**EXERCISE OBJECTIVE:**
Can you restate the records below word for word?

(Extracted records)
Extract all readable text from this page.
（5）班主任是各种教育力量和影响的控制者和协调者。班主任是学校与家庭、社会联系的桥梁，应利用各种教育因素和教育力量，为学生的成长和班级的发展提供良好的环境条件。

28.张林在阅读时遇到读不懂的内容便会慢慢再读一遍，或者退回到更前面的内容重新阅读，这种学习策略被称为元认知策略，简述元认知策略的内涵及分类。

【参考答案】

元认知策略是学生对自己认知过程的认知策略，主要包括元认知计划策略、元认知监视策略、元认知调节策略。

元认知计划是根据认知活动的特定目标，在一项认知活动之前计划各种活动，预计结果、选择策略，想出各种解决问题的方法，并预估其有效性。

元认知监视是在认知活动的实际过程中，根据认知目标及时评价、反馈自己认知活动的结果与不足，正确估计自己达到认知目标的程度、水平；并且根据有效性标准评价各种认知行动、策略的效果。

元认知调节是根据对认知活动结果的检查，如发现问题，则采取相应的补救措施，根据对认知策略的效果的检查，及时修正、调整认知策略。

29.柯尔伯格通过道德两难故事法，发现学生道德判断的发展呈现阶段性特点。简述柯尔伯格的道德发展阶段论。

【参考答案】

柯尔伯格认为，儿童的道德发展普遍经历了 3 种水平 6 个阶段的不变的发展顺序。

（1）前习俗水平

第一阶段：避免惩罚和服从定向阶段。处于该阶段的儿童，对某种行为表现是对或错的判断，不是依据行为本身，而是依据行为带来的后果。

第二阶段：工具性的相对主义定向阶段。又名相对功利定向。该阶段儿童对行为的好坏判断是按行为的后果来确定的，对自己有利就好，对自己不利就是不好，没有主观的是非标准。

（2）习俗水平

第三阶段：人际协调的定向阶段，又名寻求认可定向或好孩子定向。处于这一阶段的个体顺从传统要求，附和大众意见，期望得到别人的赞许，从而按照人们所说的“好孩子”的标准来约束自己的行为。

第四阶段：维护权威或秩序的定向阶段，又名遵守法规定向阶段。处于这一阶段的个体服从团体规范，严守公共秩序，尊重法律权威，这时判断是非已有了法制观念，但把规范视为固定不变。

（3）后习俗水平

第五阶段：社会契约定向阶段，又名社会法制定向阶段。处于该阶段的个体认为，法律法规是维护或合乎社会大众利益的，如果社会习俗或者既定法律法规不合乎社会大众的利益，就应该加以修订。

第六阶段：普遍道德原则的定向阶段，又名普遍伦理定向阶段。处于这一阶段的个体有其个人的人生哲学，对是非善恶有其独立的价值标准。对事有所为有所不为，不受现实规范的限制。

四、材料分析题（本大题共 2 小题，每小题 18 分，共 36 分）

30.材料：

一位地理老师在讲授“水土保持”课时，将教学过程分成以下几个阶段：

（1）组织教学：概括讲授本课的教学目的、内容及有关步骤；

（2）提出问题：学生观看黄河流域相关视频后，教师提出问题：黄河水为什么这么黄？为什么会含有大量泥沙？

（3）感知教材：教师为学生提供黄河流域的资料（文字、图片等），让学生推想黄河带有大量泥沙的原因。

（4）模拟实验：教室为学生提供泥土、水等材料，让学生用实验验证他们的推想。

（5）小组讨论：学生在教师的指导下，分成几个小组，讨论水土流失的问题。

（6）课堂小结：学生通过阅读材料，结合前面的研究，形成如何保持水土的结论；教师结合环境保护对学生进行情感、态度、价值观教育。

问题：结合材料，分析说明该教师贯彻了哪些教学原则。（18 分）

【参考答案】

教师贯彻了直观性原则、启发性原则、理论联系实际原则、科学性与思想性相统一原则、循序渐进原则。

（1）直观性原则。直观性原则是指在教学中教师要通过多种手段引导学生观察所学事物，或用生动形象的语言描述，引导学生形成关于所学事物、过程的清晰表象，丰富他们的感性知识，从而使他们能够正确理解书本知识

**ANSWER TO THE EXERCISE:**
Extract all readable text from this page.
（5）班主任是各种教育力量和影响的控制者和协调者。班主任是学校与家庭、社会联系的桥梁，应利用各种教育因素和教育力量，为学生的成长和班级的发展提供良好的环境条件。

28.张林在阅读时遇到读不懂的内容便会慢慢再读一遍，或者退回到更前面的内容重新阅读，这种学习策略被称为元认知策略，简述元认知策略的内涵及分类。

【参考答案】

元认知策略是学生对自己认知过程的认知策略，主要包括元认知计划策略、元认知监视策略、元认知调节策略。

元认知计划是根据认知活动的特定目标，在一项认知活动之前计划各种活动，预计结果、选择策略，想出各种解决问题的方法，并预估其有效性。

元认知监视是在认知活动的实际过程中，根据认知目标及时评价、反馈自己认知活动的结果与不足，正确估计自己达到认知目标的程度、水平；并且根据有效性标准评价各种认知行动、策略的效果。

元认知调节是根据对认知活动结果的检查，如发现问题，则采取相应的补救措施，根据对认知策略的效果的检查，及时修正、调整认知策略。

29.柯尔伯格通过道德两难故事法，发现学生道德判断的发展呈现阶段性特点。简述柯尔伯格的道德发展阶段论。

【参考答案】

柯尔伯格认为，儿童的道德发展普遍经历了 3 种水平 6 个阶段的不变的发展顺序。

（1）前习俗水平

第一阶段：避免惩罚和服从定向阶段。处于该阶段的儿童，对某种行为表现是对或错的判断，不是依据行为本身，而是依据行为带来的后果。

第二阶段：工具性的相对主义定向阶段。又名相对功利定向。该阶段儿童对行为的好坏判断是按行为的后果来确定的，对自己有利就好，对自己不利就是不好，没有主观的是非标准。

（2）习俗水平

第三阶段：人际协调的定向阶段，又名寻求认可定向或好孩子定向。处于这一阶段的个体顺从传统要求，附和大众意见，期望得到别人的赞许，从而按照人们所说的“好孩子”的标准来约束自己的行为。

第四阶段：维护权威或秩序的定向阶段，又名遵守法规定向阶段。处于这一阶段的个体服从团体规范，严守公共秩序，尊重法律权威，这时判断是非已有了法制观念，但把规范视为固定不变。

（3）后习俗水平

第五阶段：社会契约定向阶段，又名社会法制定向阶段。处于该阶段的个体认为，法律法规是维护或合乎社会大众利益的，如果社会习俗或者既定法律法规不合乎社会大众的利益，就应该加以修订。

第六阶段：普遍道德原则的定向阶段，又名普遍伦理定向阶段。处于这一阶段的个体有其个人的人生哲学，对是非善恶有其独立的价值标准。对事有所为有所不为，不受现实规范的限制。

四、材料分析题（本大题共 2 小题，每小题 18 分，共 36 分）

30.材料：

一位地理老师在讲授“水土保持”课时，将教学过程分成以下几个阶段：

（1）组织教学：概括讲授本课的教学目的、内容及有关步骤；

（2）提出问题：学生观看黄河流域相关视频后，教师提出问题：黄河水为什么这么黄？为什么会含有大量泥沙？

（3）感知教材：教师为学生提供黄河流域的资料（文字、图片等），让学生推想黄河带有大量泥沙的原因。

（4）模拟实验：教室为学生提供泥土、水等材料，让学生用实验验证他们的推想。

（5）小组讨论：学生在教师的指导下，分成几个小组，讨论水土流失的问题。

（6）课堂小结：学生通过阅读材料，结合前面的研究，形成如何保持水土的结论；教师结合环境保护对学生进行情感、态度、价值观教育。

问题：结合材料，分析说明该教师贯彻了哪些教学原则。（18 分）

【参考答案】

教师贯彻了直观性原则、启发性原则、理论联系实际原则、科学性与思想性相统一原则、循序渐进原则。

（1）直观性原则。直观性原则是指在教学中教师要通过多种手段引导学生观察所学事物，或用生动形象的语言描述，引导学生形成关于所学事物、过程的清晰表象，丰富他们的感性知识，从而使他们能够正确理解书本知识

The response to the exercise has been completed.